* Directions *
Please list all lines of the material below in which the string "предусматривать" occurs.

* Records for processing *
━━━

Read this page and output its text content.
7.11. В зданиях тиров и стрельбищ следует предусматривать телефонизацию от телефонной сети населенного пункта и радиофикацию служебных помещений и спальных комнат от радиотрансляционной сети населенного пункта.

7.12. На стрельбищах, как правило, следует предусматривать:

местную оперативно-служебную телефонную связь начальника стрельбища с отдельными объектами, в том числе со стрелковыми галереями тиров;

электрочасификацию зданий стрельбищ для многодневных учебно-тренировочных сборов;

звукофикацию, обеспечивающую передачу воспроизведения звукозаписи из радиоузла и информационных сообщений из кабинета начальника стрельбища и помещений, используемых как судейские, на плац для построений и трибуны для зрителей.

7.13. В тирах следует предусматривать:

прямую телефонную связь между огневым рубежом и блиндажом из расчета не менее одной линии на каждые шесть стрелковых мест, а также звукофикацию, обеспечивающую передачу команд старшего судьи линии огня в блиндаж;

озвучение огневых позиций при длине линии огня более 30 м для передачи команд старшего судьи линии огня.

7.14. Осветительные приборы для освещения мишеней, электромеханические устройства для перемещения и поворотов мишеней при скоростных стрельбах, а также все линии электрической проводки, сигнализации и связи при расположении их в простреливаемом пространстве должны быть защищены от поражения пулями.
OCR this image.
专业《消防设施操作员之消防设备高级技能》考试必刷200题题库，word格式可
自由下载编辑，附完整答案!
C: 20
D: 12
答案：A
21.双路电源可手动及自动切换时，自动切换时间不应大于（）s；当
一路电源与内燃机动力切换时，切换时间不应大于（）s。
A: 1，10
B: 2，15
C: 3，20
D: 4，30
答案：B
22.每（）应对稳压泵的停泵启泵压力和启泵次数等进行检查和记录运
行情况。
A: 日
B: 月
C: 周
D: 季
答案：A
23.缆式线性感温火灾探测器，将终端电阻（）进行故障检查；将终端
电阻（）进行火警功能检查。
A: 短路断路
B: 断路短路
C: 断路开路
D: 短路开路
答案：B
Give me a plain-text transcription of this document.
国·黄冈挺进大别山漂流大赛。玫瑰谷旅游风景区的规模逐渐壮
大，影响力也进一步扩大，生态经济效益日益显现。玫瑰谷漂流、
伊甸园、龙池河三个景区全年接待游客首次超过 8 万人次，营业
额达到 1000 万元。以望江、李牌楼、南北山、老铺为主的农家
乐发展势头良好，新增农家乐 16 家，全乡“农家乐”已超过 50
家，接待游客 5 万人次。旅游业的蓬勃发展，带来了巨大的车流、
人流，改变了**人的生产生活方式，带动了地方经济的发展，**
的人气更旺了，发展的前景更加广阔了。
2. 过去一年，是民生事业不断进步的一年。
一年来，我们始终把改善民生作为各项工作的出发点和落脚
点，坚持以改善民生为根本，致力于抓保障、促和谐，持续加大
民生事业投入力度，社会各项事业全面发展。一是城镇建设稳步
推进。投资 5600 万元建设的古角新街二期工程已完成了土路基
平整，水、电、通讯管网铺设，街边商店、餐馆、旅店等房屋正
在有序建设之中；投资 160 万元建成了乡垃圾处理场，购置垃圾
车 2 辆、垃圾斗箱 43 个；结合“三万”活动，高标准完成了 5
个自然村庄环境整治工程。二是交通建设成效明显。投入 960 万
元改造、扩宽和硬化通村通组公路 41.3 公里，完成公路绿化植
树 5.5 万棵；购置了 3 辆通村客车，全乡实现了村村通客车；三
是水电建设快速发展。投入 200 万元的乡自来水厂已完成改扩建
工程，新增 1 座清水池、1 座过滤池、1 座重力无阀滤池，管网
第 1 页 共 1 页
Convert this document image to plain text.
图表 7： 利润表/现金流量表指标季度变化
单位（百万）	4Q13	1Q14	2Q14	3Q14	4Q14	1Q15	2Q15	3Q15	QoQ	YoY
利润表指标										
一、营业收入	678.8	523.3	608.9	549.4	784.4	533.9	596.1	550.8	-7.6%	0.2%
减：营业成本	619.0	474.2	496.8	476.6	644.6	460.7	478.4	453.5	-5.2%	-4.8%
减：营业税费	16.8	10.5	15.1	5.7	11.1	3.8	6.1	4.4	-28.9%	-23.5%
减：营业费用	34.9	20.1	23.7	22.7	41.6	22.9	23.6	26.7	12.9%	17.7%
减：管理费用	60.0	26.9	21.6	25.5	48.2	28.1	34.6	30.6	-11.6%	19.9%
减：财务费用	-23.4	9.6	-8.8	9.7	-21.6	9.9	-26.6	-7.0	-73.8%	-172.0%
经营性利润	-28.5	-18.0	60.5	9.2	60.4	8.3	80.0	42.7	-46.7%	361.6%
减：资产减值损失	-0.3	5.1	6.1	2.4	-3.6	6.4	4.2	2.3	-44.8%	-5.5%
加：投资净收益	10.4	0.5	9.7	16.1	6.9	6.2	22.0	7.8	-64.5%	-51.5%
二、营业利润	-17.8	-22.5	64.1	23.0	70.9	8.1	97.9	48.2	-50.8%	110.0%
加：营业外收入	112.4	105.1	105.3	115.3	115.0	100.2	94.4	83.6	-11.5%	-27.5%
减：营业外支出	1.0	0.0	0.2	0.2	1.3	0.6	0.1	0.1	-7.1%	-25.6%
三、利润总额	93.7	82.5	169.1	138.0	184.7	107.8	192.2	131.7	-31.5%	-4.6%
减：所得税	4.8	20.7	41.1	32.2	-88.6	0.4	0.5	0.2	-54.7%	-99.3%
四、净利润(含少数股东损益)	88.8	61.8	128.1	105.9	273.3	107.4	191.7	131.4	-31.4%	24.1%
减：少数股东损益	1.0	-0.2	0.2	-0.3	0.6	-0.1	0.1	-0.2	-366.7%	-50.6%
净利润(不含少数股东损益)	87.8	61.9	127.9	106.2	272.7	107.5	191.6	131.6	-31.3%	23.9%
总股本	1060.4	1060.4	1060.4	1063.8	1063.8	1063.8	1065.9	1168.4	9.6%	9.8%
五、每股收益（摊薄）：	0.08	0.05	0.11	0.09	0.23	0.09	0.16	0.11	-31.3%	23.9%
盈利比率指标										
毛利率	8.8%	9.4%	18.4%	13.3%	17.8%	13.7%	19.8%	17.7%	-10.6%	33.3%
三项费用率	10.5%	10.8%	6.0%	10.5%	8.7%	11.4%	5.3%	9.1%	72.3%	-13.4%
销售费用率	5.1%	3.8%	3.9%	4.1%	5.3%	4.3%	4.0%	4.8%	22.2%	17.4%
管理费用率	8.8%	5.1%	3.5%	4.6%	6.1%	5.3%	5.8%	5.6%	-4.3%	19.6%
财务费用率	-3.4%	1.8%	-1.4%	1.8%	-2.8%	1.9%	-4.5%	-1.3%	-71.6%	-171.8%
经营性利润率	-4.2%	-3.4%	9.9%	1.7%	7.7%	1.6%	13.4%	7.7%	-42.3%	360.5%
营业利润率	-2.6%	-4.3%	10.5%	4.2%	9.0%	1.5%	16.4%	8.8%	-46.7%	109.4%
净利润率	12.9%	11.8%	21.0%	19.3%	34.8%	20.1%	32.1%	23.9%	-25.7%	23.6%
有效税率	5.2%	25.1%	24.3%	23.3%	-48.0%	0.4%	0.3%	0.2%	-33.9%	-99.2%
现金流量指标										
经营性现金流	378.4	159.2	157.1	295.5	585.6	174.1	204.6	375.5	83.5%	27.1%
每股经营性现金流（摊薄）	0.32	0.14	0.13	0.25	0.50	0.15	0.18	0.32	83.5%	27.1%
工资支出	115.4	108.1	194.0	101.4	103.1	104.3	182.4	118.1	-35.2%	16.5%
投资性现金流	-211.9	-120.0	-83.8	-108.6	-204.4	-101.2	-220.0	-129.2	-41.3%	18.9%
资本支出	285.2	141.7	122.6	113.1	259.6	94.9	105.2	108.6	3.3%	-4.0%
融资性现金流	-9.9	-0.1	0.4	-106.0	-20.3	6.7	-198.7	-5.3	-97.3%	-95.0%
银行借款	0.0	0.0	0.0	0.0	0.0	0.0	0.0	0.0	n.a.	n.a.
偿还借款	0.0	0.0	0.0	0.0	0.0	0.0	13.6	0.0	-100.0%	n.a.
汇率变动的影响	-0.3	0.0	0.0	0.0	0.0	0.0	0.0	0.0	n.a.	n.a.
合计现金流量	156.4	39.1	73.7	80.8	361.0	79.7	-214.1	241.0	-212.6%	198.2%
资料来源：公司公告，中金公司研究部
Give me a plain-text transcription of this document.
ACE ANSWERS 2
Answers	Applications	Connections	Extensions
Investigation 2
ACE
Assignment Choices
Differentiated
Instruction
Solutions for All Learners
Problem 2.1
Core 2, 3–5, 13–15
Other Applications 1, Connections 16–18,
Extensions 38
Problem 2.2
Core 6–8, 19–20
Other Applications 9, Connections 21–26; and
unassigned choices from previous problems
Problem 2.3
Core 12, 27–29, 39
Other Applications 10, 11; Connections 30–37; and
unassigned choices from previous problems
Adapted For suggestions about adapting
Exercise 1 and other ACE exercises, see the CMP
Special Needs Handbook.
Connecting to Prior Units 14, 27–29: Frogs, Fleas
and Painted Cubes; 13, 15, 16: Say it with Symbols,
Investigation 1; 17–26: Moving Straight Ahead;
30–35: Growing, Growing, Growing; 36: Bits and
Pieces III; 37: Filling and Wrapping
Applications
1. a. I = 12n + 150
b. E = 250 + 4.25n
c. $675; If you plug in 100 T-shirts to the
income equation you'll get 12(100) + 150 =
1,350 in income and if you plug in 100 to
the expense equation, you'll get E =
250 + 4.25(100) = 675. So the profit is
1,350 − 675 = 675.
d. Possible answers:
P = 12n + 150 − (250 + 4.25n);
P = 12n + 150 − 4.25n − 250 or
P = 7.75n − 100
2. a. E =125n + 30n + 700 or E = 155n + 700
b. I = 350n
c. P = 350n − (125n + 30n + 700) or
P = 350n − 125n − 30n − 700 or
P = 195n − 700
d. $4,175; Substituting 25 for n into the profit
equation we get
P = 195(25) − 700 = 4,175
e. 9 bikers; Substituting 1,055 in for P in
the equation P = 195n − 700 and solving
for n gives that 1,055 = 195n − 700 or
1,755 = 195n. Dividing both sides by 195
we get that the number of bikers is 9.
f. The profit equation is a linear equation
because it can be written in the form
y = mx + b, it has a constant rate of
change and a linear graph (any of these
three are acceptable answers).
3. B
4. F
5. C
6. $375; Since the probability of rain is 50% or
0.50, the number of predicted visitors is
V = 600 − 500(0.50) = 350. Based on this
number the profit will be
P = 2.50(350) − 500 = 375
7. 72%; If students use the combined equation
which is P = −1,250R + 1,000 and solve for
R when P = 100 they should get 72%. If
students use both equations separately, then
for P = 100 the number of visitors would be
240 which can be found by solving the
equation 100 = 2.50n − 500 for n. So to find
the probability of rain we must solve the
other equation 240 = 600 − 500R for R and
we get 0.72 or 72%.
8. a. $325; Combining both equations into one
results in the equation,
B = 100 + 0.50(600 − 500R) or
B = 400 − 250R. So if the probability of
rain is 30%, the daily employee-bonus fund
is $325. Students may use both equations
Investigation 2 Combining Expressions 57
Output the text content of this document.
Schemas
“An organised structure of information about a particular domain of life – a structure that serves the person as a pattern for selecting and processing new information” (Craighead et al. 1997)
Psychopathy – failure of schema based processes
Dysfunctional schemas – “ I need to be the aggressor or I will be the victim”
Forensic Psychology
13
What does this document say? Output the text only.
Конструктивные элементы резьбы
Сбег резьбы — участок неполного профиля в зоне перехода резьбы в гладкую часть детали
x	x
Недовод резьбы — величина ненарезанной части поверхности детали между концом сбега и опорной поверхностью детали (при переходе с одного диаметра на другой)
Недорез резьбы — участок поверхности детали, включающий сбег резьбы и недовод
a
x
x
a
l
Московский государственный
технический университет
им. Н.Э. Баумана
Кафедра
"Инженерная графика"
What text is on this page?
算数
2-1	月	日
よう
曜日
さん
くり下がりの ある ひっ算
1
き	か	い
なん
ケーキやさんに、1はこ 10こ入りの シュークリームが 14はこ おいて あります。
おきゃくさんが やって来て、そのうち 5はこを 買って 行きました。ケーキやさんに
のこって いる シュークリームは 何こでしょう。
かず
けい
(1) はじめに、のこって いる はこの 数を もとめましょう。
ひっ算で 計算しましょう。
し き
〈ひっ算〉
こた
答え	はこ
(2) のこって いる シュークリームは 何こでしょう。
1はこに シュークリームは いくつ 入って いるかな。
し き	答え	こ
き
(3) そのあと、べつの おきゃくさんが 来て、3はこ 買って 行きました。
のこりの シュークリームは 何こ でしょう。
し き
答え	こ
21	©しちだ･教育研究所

━━━

* Result of the exercise *
7.11. В зданиях тиров и стрельбищ следует предусматривать телефонизацию от телефонной сети населенного пункта и радиофикацию служебных помещений и спальных комнат от радиотрансляционной сети населенного пункта.
7.12. На стрельбищах, как правило, следует предусматривать:
7.13. В тирах следует предусматривать:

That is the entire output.